Please reproduce every record, keeping each one exactly as written.
**** Material for the task ****
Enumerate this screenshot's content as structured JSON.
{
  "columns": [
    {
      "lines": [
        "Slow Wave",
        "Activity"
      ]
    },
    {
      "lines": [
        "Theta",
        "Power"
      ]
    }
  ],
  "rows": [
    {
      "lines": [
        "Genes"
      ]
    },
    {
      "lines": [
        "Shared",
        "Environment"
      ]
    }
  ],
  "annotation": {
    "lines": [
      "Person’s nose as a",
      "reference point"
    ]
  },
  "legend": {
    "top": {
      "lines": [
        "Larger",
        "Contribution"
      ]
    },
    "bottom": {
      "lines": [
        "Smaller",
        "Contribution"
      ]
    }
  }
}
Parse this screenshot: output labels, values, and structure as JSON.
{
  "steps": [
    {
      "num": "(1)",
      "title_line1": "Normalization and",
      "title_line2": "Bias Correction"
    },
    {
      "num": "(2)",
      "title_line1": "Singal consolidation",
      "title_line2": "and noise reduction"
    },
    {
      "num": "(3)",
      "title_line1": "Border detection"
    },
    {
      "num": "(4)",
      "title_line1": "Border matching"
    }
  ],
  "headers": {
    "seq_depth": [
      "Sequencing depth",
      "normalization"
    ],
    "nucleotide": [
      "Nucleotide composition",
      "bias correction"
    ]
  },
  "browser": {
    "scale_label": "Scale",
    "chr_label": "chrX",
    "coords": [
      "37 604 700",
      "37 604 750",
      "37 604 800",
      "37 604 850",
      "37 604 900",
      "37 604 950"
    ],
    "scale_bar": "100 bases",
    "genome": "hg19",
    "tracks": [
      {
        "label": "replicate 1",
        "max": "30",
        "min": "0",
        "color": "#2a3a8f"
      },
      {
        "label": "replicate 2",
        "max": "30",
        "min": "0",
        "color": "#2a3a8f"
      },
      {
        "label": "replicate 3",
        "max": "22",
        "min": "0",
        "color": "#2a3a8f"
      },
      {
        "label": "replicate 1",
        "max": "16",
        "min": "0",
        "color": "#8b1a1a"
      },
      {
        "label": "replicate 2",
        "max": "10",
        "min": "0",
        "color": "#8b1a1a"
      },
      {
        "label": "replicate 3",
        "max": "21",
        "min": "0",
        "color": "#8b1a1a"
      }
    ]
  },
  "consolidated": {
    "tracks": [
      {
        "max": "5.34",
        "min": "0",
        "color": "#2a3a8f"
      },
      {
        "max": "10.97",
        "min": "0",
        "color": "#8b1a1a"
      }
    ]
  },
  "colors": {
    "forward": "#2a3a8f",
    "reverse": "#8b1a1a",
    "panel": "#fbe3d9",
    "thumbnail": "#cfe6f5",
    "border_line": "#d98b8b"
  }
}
****
▶ Answer below:
Enumerate this screenshot's content as structured JSON.
{
  "columns": [
    {
      "lines": [
        "Slow Wave",
        "Activity"
      ]
    },
    {
      "lines": [
        "Theta",
        "Power"
      ]
    }
  ],
  "rows": [
    {
      "lines": [
        "Genes"
      ]
    },
    {
      "lines": [
        "Shared",
        "Environment"
      ]
    }
  ],
  "annotation": {
    "lines": [
      "Person’s nose as a",
      "reference point"
    ]
  },
  "legend": {
    "top": {
      "lines": [
        "Larger",
        "Contribution"
      ]
    },
    "bottom": {
      "lines": [
        "Smaller",
        "Contribution"
      ]
    }
  }
}
Parse this screenshot: output labels, values, and structure as JSON.
{
  "steps": [
    {
      "num": "(1)",
      "title_line1": "Normalization and",
      "title_line2": "Bias Correction"
    },
    {
      "num": "(2)",
      "title_line1": "Singal consolidation",
      "title_line2": "and noise reduction"
    },
    {
      "num": "(3)",
      "title_line1": "Border detection"
    },
    {
      "num": "(4)",
      "title_line1": "Border matching"
    }
  ],
  "headers": {
    "seq_depth": [
      "Sequencing depth",
      "normalization"
    ],
    "nucleotide": [
      "Nucleotide composition",
      "bias correction"
    ]
  },
  "browser": {
    "scale_label": "Scale",
    "chr_label": "chrX",
    "coords": [
      "37 604 700",
      "37 604 750",
      "37 604 800",
      "37 604 850",
      "37 604 900",
      "37 604 950"
    ],
    "scale_bar": "100 bases",
    "genome": "hg19",
    "tracks": [
      {
        "label": "replicate 1",
        "max": "30",
        "min": "0",
        "color": "#2a3a8f"
      },
      {
        "label": "replicate 2",
        "max": "30",
        "min": "0",
        "color": "#2a3a8f"
      },
      {
        "label": "replicate 3",
        "max": "22",
        "min": "0",
        "color": "#2a3a8f"
      },
      {
        "label": "replicate 1",
        "max": "16",
        "min": "0",
        "color": "#8b1a1a"
      },
      {
        "label": "replicate 2",
        "max": "10",
        "min": "0",
        "color": "#8b1a1a"
      },
      {
        "label": "replicate 3",
        "max": "21",
        "min": "0",
        "color": "#8b1a1a"
      }
    ]
  },
  "consolidated": {
    "tracks": [
      {
        "max": "5.34",
        "min": "0",
        "color": "#2a3a8f"
      },
      {
        "max": "10.97",
        "min": "0",
        "color": "#8b1a1a"
      }
    ]
  },
  "colors": {
    "forward": "#2a3a8f",
    "reverse": "#8b1a1a",
    "panel": "#fbe3d9",
    "thumbnail": "#cfe6f5",
    "border_line": "#d98b8b"
  }
}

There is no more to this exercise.